What the task asks: Make an exact copy of all the material below, apart from the pictures.
___ Information given ___
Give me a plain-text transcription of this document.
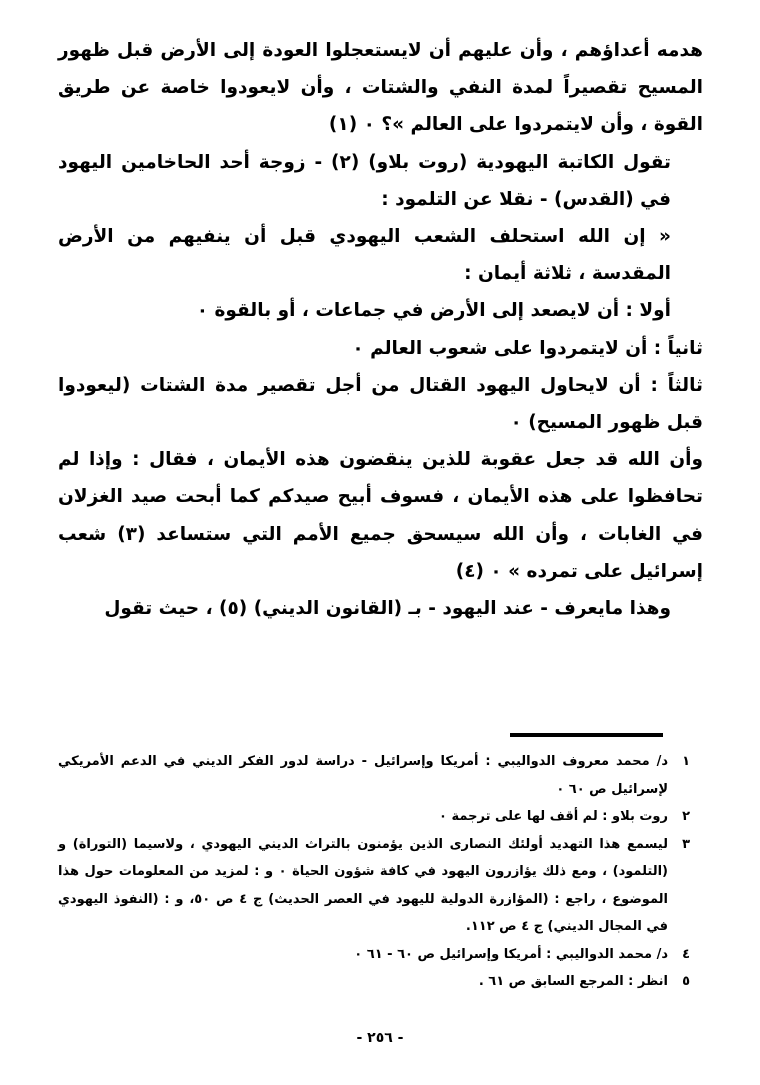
هدمه أعداؤهم ، وأن عليهم أن لايستعجلوا العودة إلى الأرض قبل ظهور المسيح تقصيراً لمدة النفي والشتات ، وأن لايعودوا خاصة عن طريق القوة ، وأن لايتمردوا على العالم »؟ ٠ (١)

تقول الكاتبة اليهودية (روت بلاو) (٢) - زوجة أحد الحاخامين اليهود في (القدس) - نقلا عن التلمود :

« إن الله استحلف الشعب اليهودي قبل أن ينفيهم من الأرض المقدسة ، ثلاثة أيمان :

أولا : أن لايصعد إلى الأرض في جماعات ، أو بالقوة ٠

ثانياً : أن لايتمردوا على شعوب العالم ٠

ثالثاً : أن لايحاول اليهود القتال من أجل تقصير مدة الشتات (ليعودوا قبل ظهور المسيح) ٠

وأن الله قد جعل عقوبة للذين ينقضون هذه الأيمان ، فقال : وإذا لم تحافظوا على هذه الأيمان ، فسوف أبيح صيدكم كما أبحت صيد الغزلان في الغابات ، وأن الله سيسحق جميع الأمم التي ستساعد (٣) شعب إسرائيل على تمرده » ٠ (٤)

وهذا مايعرف - عند اليهود - بـ (القانون الديني) (٥) ، حيث تقول

١
د/ محمد معروف الدواليبي : أمريكا وإسرائيل - دراسة لدور الفكر الديني في الدعم الأمريكي لإسرائيل ص ٦٠ ٠
٢
روت بلاو : لم أقف لها على ترجمة ٠
٣
ليسمع هذا التهديد أولئك النصارى الذين يؤمنون بالتراث الديني اليهودي ، ولاسيما (التوراة) و (التلمود) ، ومع ذلك يؤازرون اليهود في كافة شؤون الحياة ٠ و : لمزيد من المعلومات حول هذا الموضوع ، راجع : (المؤازرة الدولية لليهود في العصر الحديث) ج ٤ ص ٥٠، و : (النفوذ اليهودي في المجال الديني) ج ٤ ص ١١٢.
٤
د/ محمد الدواليبي : أمريكا وإسرائيل ص ٦٠ - ٦١ ٠
٥
انظر : المرجع السابق ص ٦١ .
- ٢٥٦ -
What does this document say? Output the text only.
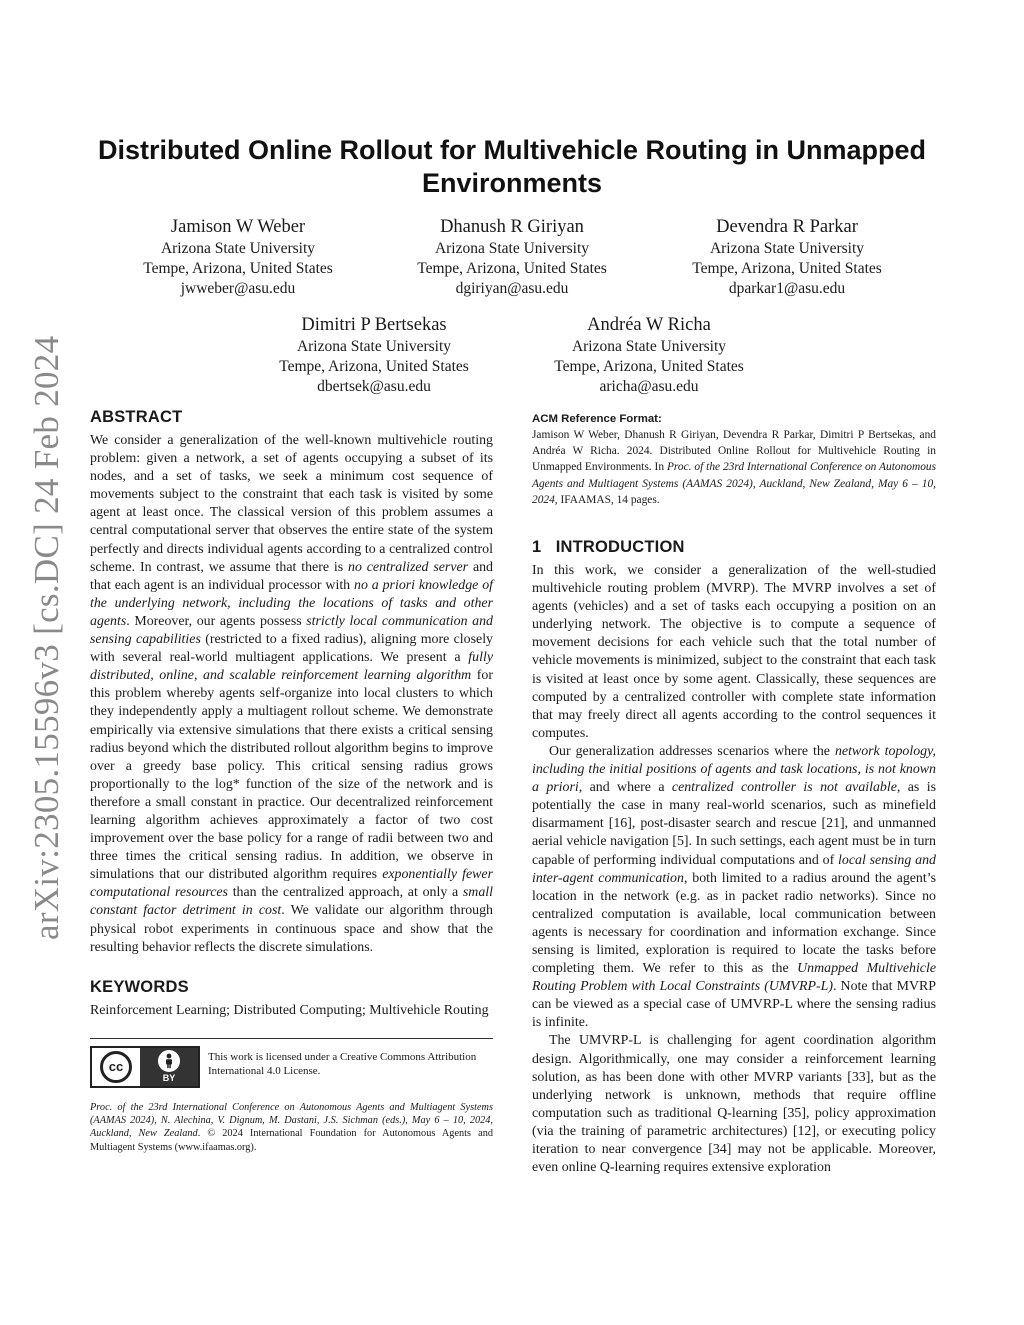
arXiv:2305.15596v3 [cs.DC] 24 Feb 2024
Distributed Online Rollout for Multivehicle Routing in Unmapped Environments
Jamison W Weber
Arizona State University
Tempe, Arizona, United States
jwweber@asu.edu
Dhanush R Giriyan
Arizona State University
Tempe, Arizona, United States
dgiriyan@asu.edu
Devendra R Parkar
Arizona State University
Tempe, Arizona, United States
dparkar1@asu.edu
Dimitri P Bertsekas
Arizona State University
Tempe, Arizona, United States
dbertsek@asu.edu
Andréa W Richa
Arizona State University
Tempe, Arizona, United States
aricha@asu.edu
ABSTRACT

We consider a generalization of the well-known multivehicle routing problem: given a network, a set of agents occupying a subset of its nodes, and a set of tasks, we seek a minimum cost sequence of movements subject to the constraint that each task is visited by some agent at least once. The classical version of this problem assumes a central computational server that observes the entire state of the system perfectly and directs individual agents according to a centralized control scheme. In contrast, we assume that there is no centralized server and that each agent is an individual processor with no a priori knowledge of the underlying network, including the locations of tasks and other agents. Moreover, our agents possess strictly local communication and sensing capabilities (restricted to a fixed radius), aligning more closely with several real-world multiagent applications. We present a fully distributed, online, and scalable reinforcement learning algorithm for this problem whereby agents self-organize into local clusters to which they independently apply a multiagent rollout scheme. We demonstrate empirically via extensive simulations that there exists a critical sensing radius beyond which the distributed rollout algorithm begins to improve over a greedy base policy. This critical sensing radius grows proportionally to the log* function of the size of the network and is therefore a small constant in practice. Our decentralized reinforcement learning algorithm achieves approximately a factor of two cost improvement over the base policy for a range of radii between two and three times the critical sensing radius. In addition, we observe in simulations that our distributed algorithm requires exponentially fewer computational resources than the centralized approach, at only a small constant factor detriment in cost. We validate our algorithm through physical robot experiments in continuous space and show that the resulting behavior reflects the discrete simulations.

KEYWORDS

Reinforcement Learning; Distributed Computing; Multivehicle Routing

cc
BY

This work is licensed under a Creative Commons Attribution International 4.0 License.

Proc. of the 23rd International Conference on Autonomous Agents and Multiagent Systems (AAMAS 2024), N. Alechina, V. Dignum, M. Dastani, J.S. Sichman (eds.), May 6 – 10, 2024, Auckland, New Zealand. © 2024 International Foundation for Autonomous Agents and Multiagent Systems (www.ifaamas.org).

ACM Reference Format:

Jamison W Weber, Dhanush R Giriyan, Devendra R Parkar, Dimitri P Bertsekas, and Andréa W Richa. 2024. Distributed Online Rollout for Multivehicle Routing in Unmapped Environments. In Proc. of the 23rd International Conference on Autonomous Agents and Multiagent Systems (AAMAS 2024), Auckland, New Zealand, May 6 – 10, 2024, IFAAMAS, 14 pages.

1   INTRODUCTION

In this work, we consider a generalization of the well-studied multivehicle routing problem (MVRP). The MVRP involves a set of agents (vehicles) and a set of tasks each occupying a position on an underlying network. The objective is to compute a sequence of movement decisions for each vehicle such that the total number of vehicle movements is minimized, subject to the constraint that each task is visited at least once by some agent. Classically, these sequences are computed by a centralized controller with complete state information that may freely direct all agents according to the control sequences it computes.

Our generalization addresses scenarios where the network topology, including the initial positions of agents and task locations, is not known a priori, and where a centralized controller is not available, as is potentially the case in many real-world scenarios, such as minefield disarmament [16], post-disaster search and rescue [21], and unmanned aerial vehicle navigation [5]. In such settings, each agent must be in turn capable of performing individual computations and of local sensing and inter-agent communication, both limited to a radius around the agent’s location in the network (e.g. as in packet radio networks). Since no centralized computation is available, local communication between agents is necessary for coordination and information exchange. Since sensing is limited, exploration is required to locate the tasks before completing them. We refer to this as the Unmapped Multivehicle Routing Problem with Local Constraints (UMVRP-L). Note that MVRP can be viewed as a special case of UMVRP-L where the sensing radius is infinite.

The UMVRP-L is challenging for agent coordination algorithm design. Algorithmically, one may consider a reinforcement learning solution, as has been done with other MVRP variants [33], but as the underlying network is unknown, methods that require offline computation such as traditional Q-learning [35], policy approximation (via the training of parametric architectures) [12], or executing policy iteration to near convergence [34] may not be applicable. Moreover, even online Q-learning requires extensive exploration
___
Result of the exercise:
Give me a plain-text transcription of this document.
هدمه أعداؤهم ، وأن عليهم أن لايستعجلوا العودة إلى الأرض قبل ظهور المسيح تقصيراً لمدة النفي والشتات ، وأن لايعودوا خاصة عن طريق القوة ، وأن لايتمردوا على العالم »؟ ٠ (١)

تقول الكاتبة اليهودية (روت بلاو) (٢) - زوجة أحد الحاخامين اليهود في (القدس) - نقلا عن التلمود :

« إن الله استحلف الشعب اليهودي قبل أن ينفيهم من الأرض المقدسة ، ثلاثة أيمان :

أولا : أن لايصعد إلى الأرض في جماعات ، أو بالقوة ٠

ثانياً : أن لايتمردوا على شعوب العالم ٠

ثالثاً : أن لايحاول اليهود القتال من أجل تقصير مدة الشتات (ليعودوا قبل ظهور المسيح) ٠

وأن الله قد جعل عقوبة للذين ينقضون هذه الأيمان ، فقال : وإذا لم تحافظوا على هذه الأيمان ، فسوف أبيح صيدكم كما أبحت صيد الغزلان في الغابات ، وأن الله سيسحق جميع الأمم التي ستساعد (٣) شعب إسرائيل على تمرده » ٠ (٤)

وهذا مايعرف - عند اليهود - بـ (القانون الديني) (٥) ، حيث تقول

١
د/ محمد معروف الدواليبي : أمريكا وإسرائيل - دراسة لدور الفكر الديني في الدعم الأمريكي لإسرائيل ص ٦٠ ٠
٢
روت بلاو : لم أقف لها على ترجمة ٠
٣
ليسمع هذا التهديد أولئك النصارى الذين يؤمنون بالتراث الديني اليهودي ، ولاسيما (التوراة) و (التلمود) ، ومع ذلك يؤازرون اليهود في كافة شؤون الحياة ٠ و : لمزيد من المعلومات حول هذا الموضوع ، راجع : (المؤازرة الدولية لليهود في العصر الحديث) ج ٤ ص ٥٠، و : (النفوذ اليهودي في المجال الديني) ج ٤ ص ١١٢.
٤
د/ محمد الدواليبي : أمريكا وإسرائيل ص ٦٠ - ٦١ ٠
٥
انظر : المرجع السابق ص ٦١ .
- ٢٥٦ -
What does this document say? Output the text only.
arXiv:2305.15596v3 [cs.DC] 24 Feb 2024
Distributed Online Rollout for Multivehicle Routing in Unmapped Environments
Jamison W Weber
Arizona State University
Tempe, Arizona, United States
jwweber@asu.edu
Dhanush R Giriyan
Arizona State University
Tempe, Arizona, United States
dgiriyan@asu.edu
Devendra R Parkar
Arizona State University
Tempe, Arizona, United States
dparkar1@asu.edu
Dimitri P Bertsekas
Arizona State University
Tempe, Arizona, United States
dbertsek@asu.edu
Andréa W Richa
Arizona State University
Tempe, Arizona, United States
aricha@asu.edu
ABSTRACT

We consider a generalization of the well-known multivehicle routing problem: given a network, a set of agents occupying a subset of its nodes, and a set of tasks, we seek a minimum cost sequence of movements subject to the constraint that each task is visited by some agent at least once. The classical version of this problem assumes a central computational server that observes the entire state of the system perfectly and directs individual agents according to a centralized control scheme. In contrast, we assume that there is no centralized server and that each agent is an individual processor with no a priori knowledge of the underlying network, including the locations of tasks and other agents. Moreover, our agents possess strictly local communication and sensing capabilities (restricted to a fixed radius), aligning more closely with several real-world multiagent applications. We present a fully distributed, online, and scalable reinforcement learning algorithm for this problem whereby agents self-organize into local clusters to which they independently apply a multiagent rollout scheme. We demonstrate empirically via extensive simulations that there exists a critical sensing radius beyond which the distributed rollout algorithm begins to improve over a greedy base policy. This critical sensing radius grows proportionally to the log* function of the size of the network and is therefore a small constant in practice. Our decentralized reinforcement learning algorithm achieves approximately a factor of two cost improvement over the base policy for a range of radii between two and three times the critical sensing radius. In addition, we observe in simulations that our distributed algorithm requires exponentially fewer computational resources than the centralized approach, at only a small constant factor detriment in cost. We validate our algorithm through physical robot experiments in continuous space and show that the resulting behavior reflects the discrete simulations.

KEYWORDS

Reinforcement Learning; Distributed Computing; Multivehicle Routing

cc
BY

This work is licensed under a Creative Commons Attribution International 4.0 License.

Proc. of the 23rd International Conference on Autonomous Agents and Multiagent Systems (AAMAS 2024), N. Alechina, V. Dignum, M. Dastani, J.S. Sichman (eds.), May 6 – 10, 2024, Auckland, New Zealand. © 2024 International Foundation for Autonomous Agents and Multiagent Systems (www.ifaamas.org).

ACM Reference Format:

Jamison W Weber, Dhanush R Giriyan, Devendra R Parkar, Dimitri P Bertsekas, and Andréa W Richa. 2024. Distributed Online Rollout for Multivehicle Routing in Unmapped Environments. In Proc. of the 23rd International Conference on Autonomous Agents and Multiagent Systems (AAMAS 2024), Auckland, New Zealand, May 6 – 10, 2024, IFAAMAS, 14 pages.

1   INTRODUCTION

In this work, we consider a generalization of the well-studied multivehicle routing problem (MVRP). The MVRP involves a set of agents (vehicles) and a set of tasks each occupying a position on an underlying network. The objective is to compute a sequence of movement decisions for each vehicle such that the total number of vehicle movements is minimized, subject to the constraint that each task is visited at least once by some agent. Classically, these sequences are computed by a centralized controller with complete state information that may freely direct all agents according to the control sequences it computes.

Our generalization addresses scenarios where the network topology, including the initial positions of agents and task locations, is not known a priori, and where a centralized controller is not available, as is potentially the case in many real-world scenarios, such as minefield disarmament [16], post-disaster search and rescue [21], and unmanned aerial vehicle navigation [5]. In such settings, each agent must be in turn capable of performing individual computations and of local sensing and inter-agent communication, both limited to a radius around the agent’s location in the network (e.g. as in packet radio networks). Since no centralized computation is available, local communication between agents is necessary for coordination and information exchange. Since sensing is limited, exploration is required to locate the tasks before completing them. We refer to this as the Unmapped Multivehicle Routing Problem with Local Constraints (UMVRP-L). Note that MVRP can be viewed as a special case of UMVRP-L where the sensing radius is infinite.

The UMVRP-L is challenging for agent coordination algorithm design. Algorithmically, one may consider a reinforcement learning solution, as has been done with other MVRP variants [33], but as the underlying network is unknown, methods that require offline computation such as traditional Q-learning [35], policy approximation (via the training of parametric architectures) [12], or executing policy iteration to near convergence [34] may not be applicable. Moreover, even online Q-learning requires extensive exploration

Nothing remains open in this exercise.